**THE REQUEST**
Repeat each record exactly as written, and drop any images.

**TASK MATERIAL**
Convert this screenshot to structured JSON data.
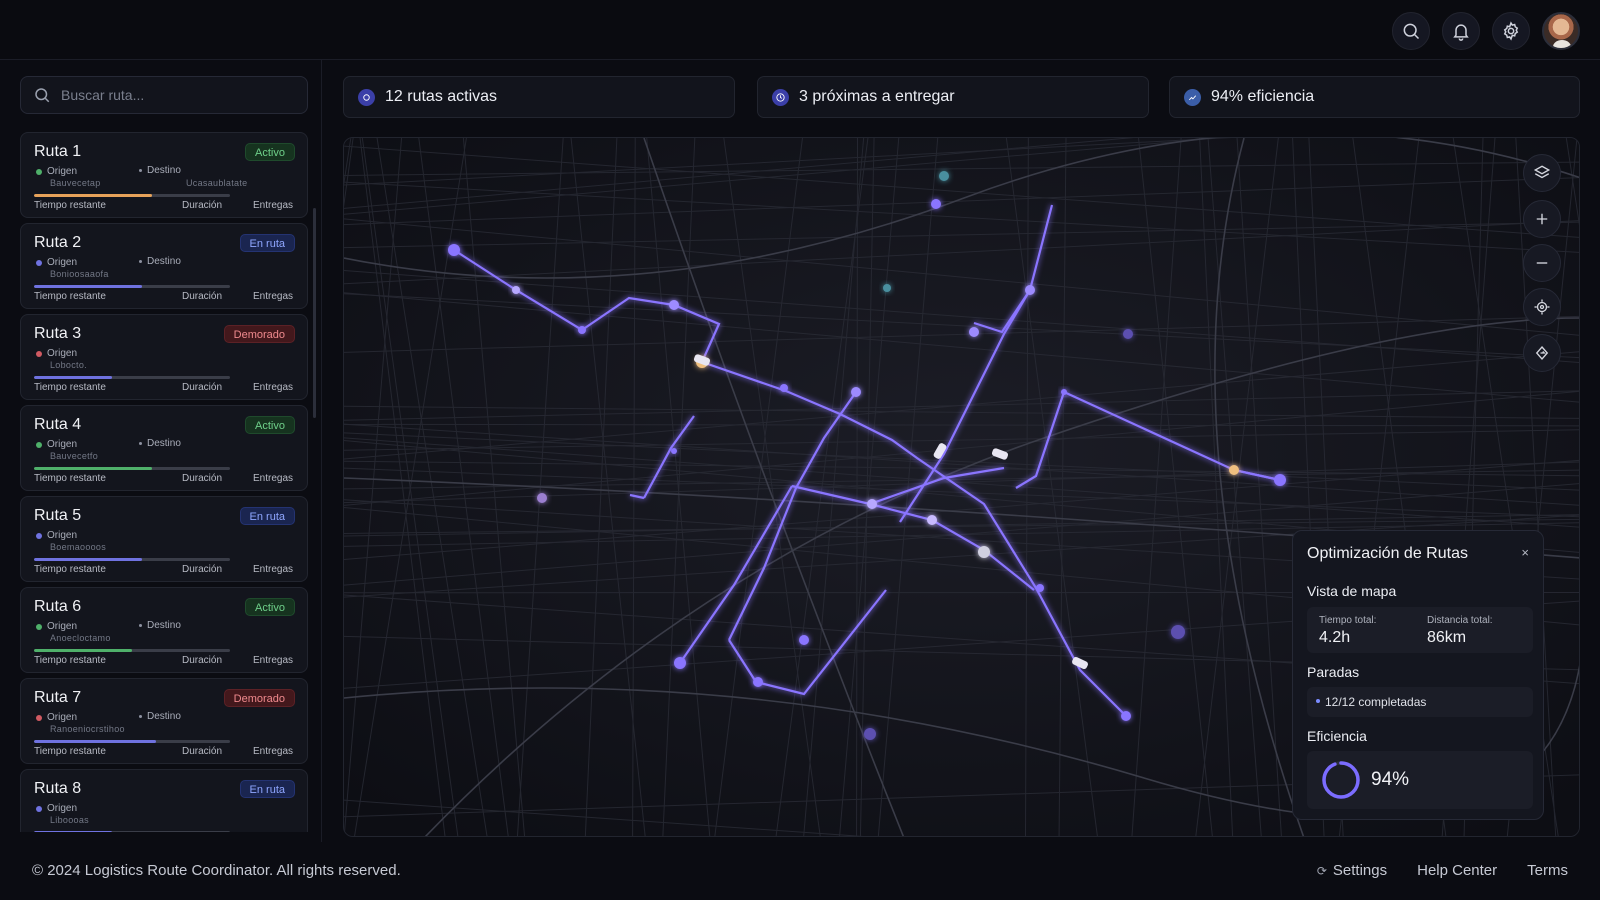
{
  "header": {
    "icons": [
      "search-icon",
      "bell-icon",
      "gear-icon",
      "user-avatar"
    ]
  },
  "sidebar": {
    "search_placeholder": "Buscar ruta...",
    "labels": {
      "origin": "Origen",
      "destination": "Destino",
      "time_remaining": "Tiempo restante",
      "duration": "Duración",
      "deliveries": "Entregas"
    },
    "routes": [
      {
        "name": "Ruta 1",
        "status": "Activo",
        "origin_value": "Bauvecetap",
        "destination_value": "Ucasaublatate",
        "progress": 0.6,
        "color": "#e6a25a",
        "has_destination": true
      },
      {
        "name": "Ruta 2",
        "status": "En ruta",
        "origin_value": "Bonioosaaofa",
        "destination_value": "",
        "progress": 0.55,
        "color": "#6f72e0",
        "has_destination": true
      },
      {
        "name": "Ruta 3",
        "status": "Demorado",
        "origin_value": "Lobocto.",
        "destination_value": "",
        "progress": 0.4,
        "color": "#6f72e0",
        "has_destination": false
      },
      {
        "name": "Ruta 4",
        "status": "Activo",
        "origin_value": "Bauvecetfo",
        "destination_value": "",
        "progress": 0.6,
        "color": "#4fb06a",
        "has_destination": true
      },
      {
        "name": "Ruta 5",
        "status": "En ruta",
        "origin_value": "Boemaoooos",
        "destination_value": "",
        "progress": 0.55,
        "color": "#6f72e0",
        "has_destination": false
      },
      {
        "name": "Ruta 6",
        "status": "Activo",
        "origin_value": "Anoecloctamo",
        "destination_value": "",
        "progress": 0.5,
        "color": "#4fb06a",
        "has_destination": true
      },
      {
        "name": "Ruta 7",
        "status": "Demorado",
        "origin_value": "Ranoeniocrstihoo",
        "destination_value": "",
        "progress": 0.62,
        "color": "#6f72e0",
        "has_destination": true
      },
      {
        "name": "Ruta 8",
        "status": "En ruta",
        "origin_value": "Liboooas",
        "destination_value": "",
        "progress": 0.4,
        "color": "#6f72e0",
        "has_destination": false
      }
    ]
  },
  "stats": [
    {
      "label": "12 rutas activas",
      "icon": "route-icon"
    },
    {
      "label": "3 próximas a entregar",
      "icon": "clock-icon"
    },
    {
      "label": "94% eficiencia",
      "icon": "efficiency-icon"
    }
  ],
  "map": {
    "controls": [
      "layers-icon",
      "zoom-in-icon",
      "zoom-out-icon",
      "locate-icon",
      "navigate-icon"
    ]
  },
  "optimization": {
    "title": "Optimización de Rutas",
    "close": "×",
    "map_view_heading": "Vista de mapa",
    "total_time_label": "Tiempo total:",
    "total_time_value": "4.2h",
    "total_distance_label": "Distancia total:",
    "total_distance_value": "86km",
    "stops_heading": "Paradas",
    "stops_value": "12/12 completadas",
    "efficiency_heading": "Eficiencia",
    "efficiency_value": "94%",
    "efficiency_fraction": 0.94
  },
  "footer": {
    "copyright": "© 2024 Logistics Route Coordinator. All rights reserved.",
    "links": [
      "Settings",
      "Help Center",
      "Terms"
    ]
  },
  "colors": {
    "accent": "#7b6cff",
    "route_glow": "#8a74ff",
    "activo": "#6fd08a",
    "en_ruta": "#8fa6ff",
    "demorado": "#f08a8e"
  }
}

**RESULT OF THE EXERCISE**
Convert this screenshot to structured JSON data.
{
  "header": {
    "icons": [
      "search-icon",
      "bell-icon",
      "gear-icon",
      "user-avatar"
    ]
  },
  "sidebar": {
    "search_placeholder": "Buscar ruta...",
    "labels": {
      "origin": "Origen",
      "destination": "Destino",
      "time_remaining": "Tiempo restante",
      "duration": "Duración",
      "deliveries": "Entregas"
    },
    "routes": [
      {
        "name": "Ruta 1",
        "status": "Activo",
        "origin_value": "Bauvecetap",
        "destination_value": "Ucasaublatate",
        "progress": 0.6,
        "color": "#e6a25a",
        "has_destination": true
      },
      {
        "name": "Ruta 2",
        "status": "En ruta",
        "origin_value": "Bonioosaaofa",
        "destination_value": "",
        "progress": 0.55,
        "color": "#6f72e0",
        "has_destination": true
      },
      {
        "name": "Ruta 3",
        "status": "Demorado",
        "origin_value": "Lobocto.",
        "destination_value": "",
        "progress": 0.4,
        "color": "#6f72e0",
        "has_destination": false
      },
      {
        "name": "Ruta 4",
        "status": "Activo",
        "origin_value": "Bauvecetfo",
        "destination_value": "",
        "progress": 0.6,
        "color": "#4fb06a",
        "has_destination": true
      },
      {
        "name": "Ruta 5",
        "status": "En ruta",
        "origin_value": "Boemaoooos",
        "destination_value": "",
        "progress": 0.55,
        "color": "#6f72e0",
        "has_destination": false
      },
      {
        "name": "Ruta 6",
        "status": "Activo",
        "origin_value": "Anoecloctamo",
        "destination_value": "",
        "progress": 0.5,
        "color": "#4fb06a",
        "has_destination": true
      },
      {
        "name": "Ruta 7",
        "status": "Demorado",
        "origin_value": "Ranoeniocrstihoo",
        "destination_value": "",
        "progress": 0.62,
        "color": "#6f72e0",
        "has_destination": true
      },
      {
        "name": "Ruta 8",
        "status": "En ruta",
        "origin_value": "Liboooas",
        "destination_value": "",
        "progress": 0.4,
        "color": "#6f72e0",
        "has_destination": false
      }
    ]
  },
  "stats": [
    {
      "label": "12 rutas activas",
      "icon": "route-icon"
    },
    {
      "label": "3 próximas a entregar",
      "icon": "clock-icon"
    },
    {
      "label": "94% eficiencia",
      "icon": "efficiency-icon"
    }
  ],
  "map": {
    "controls": [
      "layers-icon",
      "zoom-in-icon",
      "zoom-out-icon",
      "locate-icon",
      "navigate-icon"
    ]
  },
  "optimization": {
    "title": "Optimización de Rutas",
    "close": "×",
    "map_view_heading": "Vista de mapa",
    "total_time_label": "Tiempo total:",
    "total_time_value": "4.2h",
    "total_distance_label": "Distancia total:",
    "total_distance_value": "86km",
    "stops_heading": "Paradas",
    "stops_value": "12/12 completadas",
    "efficiency_heading": "Eficiencia",
    "efficiency_value": "94%",
    "efficiency_fraction": 0.94
  },
  "footer": {
    "copyright": "© 2024 Logistics Route Coordinator. All rights reserved.",
    "links": [
      "Settings",
      "Help Center",
      "Terms"
    ]
  },
  "colors": {
    "accent": "#7b6cff",
    "route_glow": "#8a74ff",
    "activo": "#6fd08a",
    "en_ruta": "#8fa6ff",
    "demorado": "#f08a8e"
  }
}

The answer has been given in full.